* _Task to complete_
Return all lines from the listing below in which the string "this" occurs.

* _Provided material_
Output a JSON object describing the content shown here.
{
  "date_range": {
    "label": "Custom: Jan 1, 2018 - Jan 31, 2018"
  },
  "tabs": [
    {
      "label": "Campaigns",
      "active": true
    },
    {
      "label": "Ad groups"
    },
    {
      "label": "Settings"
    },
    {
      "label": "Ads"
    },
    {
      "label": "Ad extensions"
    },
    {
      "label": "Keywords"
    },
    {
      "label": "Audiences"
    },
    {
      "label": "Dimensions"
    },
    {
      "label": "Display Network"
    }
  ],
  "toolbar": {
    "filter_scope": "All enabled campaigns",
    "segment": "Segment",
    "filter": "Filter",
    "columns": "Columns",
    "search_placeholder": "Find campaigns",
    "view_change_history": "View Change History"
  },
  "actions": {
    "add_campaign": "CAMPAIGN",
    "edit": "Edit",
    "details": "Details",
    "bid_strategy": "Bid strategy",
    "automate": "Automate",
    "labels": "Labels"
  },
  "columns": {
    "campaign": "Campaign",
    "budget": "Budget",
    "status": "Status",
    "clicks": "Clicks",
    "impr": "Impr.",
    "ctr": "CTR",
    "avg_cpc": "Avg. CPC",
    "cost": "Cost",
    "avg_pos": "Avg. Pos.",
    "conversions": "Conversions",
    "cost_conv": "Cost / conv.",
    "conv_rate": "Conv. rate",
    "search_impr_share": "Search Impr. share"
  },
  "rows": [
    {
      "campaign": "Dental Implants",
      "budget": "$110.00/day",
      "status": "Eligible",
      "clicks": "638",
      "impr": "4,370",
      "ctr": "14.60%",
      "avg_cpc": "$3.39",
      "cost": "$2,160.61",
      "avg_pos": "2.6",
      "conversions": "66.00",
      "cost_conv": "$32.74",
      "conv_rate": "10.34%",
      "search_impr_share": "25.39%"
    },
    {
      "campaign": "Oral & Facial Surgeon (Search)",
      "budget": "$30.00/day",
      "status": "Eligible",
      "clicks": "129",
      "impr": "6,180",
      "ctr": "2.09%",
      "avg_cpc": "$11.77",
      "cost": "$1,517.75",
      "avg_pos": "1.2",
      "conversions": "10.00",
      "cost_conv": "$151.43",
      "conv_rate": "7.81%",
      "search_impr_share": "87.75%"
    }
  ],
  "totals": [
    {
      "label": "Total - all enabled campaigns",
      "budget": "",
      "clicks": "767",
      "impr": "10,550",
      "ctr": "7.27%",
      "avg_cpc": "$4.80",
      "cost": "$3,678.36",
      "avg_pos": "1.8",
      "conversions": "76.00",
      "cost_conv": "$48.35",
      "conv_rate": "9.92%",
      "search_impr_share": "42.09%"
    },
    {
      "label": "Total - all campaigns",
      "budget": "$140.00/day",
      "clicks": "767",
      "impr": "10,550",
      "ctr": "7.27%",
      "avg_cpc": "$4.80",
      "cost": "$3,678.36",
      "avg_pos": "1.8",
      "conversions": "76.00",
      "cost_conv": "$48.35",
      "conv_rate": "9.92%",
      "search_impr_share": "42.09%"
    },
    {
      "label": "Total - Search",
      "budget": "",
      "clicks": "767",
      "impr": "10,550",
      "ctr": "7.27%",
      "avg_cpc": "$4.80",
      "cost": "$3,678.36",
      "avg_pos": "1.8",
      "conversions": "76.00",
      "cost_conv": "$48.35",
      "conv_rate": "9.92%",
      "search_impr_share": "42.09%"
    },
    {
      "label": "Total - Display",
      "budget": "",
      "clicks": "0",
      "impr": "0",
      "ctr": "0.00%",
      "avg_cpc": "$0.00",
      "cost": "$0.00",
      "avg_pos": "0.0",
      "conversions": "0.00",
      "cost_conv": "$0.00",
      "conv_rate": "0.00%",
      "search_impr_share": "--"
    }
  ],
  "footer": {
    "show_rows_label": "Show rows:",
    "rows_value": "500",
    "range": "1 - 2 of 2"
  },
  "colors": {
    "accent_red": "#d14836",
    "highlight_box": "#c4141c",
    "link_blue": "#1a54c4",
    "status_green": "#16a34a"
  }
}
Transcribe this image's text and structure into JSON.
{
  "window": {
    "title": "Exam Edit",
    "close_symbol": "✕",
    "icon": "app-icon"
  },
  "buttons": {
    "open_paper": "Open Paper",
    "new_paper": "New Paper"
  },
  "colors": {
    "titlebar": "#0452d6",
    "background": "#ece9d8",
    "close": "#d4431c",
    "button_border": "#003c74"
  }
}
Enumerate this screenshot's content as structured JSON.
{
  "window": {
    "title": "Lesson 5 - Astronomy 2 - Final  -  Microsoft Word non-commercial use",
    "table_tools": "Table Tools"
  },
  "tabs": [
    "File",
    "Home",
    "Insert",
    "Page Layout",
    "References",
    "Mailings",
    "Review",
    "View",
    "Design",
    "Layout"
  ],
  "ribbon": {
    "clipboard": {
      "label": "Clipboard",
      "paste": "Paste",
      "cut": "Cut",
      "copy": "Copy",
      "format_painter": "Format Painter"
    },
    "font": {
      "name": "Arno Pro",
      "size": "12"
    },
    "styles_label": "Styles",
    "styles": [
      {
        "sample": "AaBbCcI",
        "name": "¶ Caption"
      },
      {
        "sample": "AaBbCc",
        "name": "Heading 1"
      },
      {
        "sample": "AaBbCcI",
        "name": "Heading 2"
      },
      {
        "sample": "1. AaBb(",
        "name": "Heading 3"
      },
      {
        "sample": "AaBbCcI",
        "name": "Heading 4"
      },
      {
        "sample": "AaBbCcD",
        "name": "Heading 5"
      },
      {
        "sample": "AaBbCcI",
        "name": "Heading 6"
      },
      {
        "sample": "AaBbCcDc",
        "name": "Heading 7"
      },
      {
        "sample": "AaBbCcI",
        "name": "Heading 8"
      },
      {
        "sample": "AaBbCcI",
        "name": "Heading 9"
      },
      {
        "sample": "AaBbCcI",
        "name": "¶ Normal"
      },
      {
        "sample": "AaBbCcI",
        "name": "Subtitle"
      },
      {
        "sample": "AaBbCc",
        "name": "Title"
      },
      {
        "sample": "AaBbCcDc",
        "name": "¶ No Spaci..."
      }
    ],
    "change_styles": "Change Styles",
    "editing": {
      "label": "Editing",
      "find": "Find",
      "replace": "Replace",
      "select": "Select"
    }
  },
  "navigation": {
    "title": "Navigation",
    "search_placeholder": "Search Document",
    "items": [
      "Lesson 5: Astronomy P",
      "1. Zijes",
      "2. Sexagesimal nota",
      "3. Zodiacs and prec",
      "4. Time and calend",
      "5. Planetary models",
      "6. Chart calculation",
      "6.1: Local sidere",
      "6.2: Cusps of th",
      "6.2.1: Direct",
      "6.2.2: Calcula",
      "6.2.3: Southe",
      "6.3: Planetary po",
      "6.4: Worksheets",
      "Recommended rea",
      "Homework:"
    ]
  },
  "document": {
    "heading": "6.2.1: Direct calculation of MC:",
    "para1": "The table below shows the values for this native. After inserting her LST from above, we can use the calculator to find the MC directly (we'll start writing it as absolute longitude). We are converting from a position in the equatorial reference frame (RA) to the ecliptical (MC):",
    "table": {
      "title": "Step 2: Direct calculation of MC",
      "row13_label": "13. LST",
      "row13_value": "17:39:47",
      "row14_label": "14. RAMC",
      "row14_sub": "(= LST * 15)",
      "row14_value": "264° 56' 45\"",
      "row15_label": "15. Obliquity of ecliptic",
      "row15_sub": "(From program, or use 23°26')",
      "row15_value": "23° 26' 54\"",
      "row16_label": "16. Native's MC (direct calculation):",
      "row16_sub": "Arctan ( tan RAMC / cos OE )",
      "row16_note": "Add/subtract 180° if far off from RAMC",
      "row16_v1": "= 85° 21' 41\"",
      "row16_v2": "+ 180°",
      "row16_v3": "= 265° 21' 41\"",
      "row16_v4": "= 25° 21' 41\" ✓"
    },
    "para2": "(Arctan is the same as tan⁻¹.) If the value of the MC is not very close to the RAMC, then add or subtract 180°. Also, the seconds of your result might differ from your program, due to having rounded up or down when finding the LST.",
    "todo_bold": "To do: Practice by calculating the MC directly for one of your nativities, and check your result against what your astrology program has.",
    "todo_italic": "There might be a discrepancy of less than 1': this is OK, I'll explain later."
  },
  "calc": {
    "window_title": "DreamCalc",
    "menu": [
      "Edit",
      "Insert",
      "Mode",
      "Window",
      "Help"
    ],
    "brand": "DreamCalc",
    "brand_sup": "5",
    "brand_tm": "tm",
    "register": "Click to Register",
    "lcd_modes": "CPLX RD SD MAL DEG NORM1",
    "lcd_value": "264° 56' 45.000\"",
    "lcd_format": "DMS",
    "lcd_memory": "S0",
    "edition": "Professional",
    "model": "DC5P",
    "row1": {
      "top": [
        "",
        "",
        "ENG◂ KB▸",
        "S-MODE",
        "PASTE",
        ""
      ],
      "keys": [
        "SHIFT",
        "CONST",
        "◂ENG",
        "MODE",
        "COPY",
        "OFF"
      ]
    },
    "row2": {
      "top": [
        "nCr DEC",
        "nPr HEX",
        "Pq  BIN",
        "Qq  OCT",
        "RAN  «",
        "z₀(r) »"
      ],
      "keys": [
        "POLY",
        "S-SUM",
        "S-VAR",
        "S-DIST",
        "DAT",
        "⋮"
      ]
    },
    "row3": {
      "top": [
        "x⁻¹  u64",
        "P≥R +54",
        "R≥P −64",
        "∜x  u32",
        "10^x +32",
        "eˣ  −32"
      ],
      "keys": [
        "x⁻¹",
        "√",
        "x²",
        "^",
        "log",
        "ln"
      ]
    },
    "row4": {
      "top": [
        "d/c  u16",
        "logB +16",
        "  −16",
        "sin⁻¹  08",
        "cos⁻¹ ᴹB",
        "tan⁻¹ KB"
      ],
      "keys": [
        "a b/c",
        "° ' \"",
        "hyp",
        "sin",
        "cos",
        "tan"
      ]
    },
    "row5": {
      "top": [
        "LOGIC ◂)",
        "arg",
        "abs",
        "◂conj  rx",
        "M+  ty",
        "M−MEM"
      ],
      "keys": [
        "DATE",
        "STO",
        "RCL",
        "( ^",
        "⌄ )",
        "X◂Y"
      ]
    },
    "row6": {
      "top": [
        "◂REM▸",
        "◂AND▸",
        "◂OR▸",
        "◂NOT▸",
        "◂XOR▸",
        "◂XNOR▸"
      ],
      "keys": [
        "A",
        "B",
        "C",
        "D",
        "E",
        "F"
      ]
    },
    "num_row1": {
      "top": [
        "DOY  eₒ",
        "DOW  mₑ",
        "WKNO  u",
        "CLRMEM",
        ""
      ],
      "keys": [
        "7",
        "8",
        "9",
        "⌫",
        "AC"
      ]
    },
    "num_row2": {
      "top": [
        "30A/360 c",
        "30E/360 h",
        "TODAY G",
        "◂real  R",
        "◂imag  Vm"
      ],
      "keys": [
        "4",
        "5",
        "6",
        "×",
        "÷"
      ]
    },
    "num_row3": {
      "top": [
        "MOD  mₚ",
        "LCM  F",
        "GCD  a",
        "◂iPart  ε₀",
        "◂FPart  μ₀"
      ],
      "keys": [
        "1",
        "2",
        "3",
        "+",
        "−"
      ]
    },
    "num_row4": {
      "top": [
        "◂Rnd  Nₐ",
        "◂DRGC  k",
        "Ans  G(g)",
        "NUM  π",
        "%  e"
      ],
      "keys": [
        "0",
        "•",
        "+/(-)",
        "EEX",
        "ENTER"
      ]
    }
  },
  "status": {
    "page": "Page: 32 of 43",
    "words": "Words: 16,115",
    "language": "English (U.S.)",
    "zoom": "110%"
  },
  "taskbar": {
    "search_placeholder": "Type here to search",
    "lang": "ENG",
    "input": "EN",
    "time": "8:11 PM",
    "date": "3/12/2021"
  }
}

* _Expected output_
Transcribe this image's text and structure into JSON.
Enumerate this screenshot's content as structured JSON.
    "para1": "The table below shows the values for this native. After inserting her LST from above, we can use the calculator to find the MC directly (we'll start writing it as absolute longitude). We are converting from a position in the equatorial reference frame (RA) to the ecliptical (MC):",
    "todo_italic": "There might be a discrepancy of less than 1': this is OK, I'll explain later."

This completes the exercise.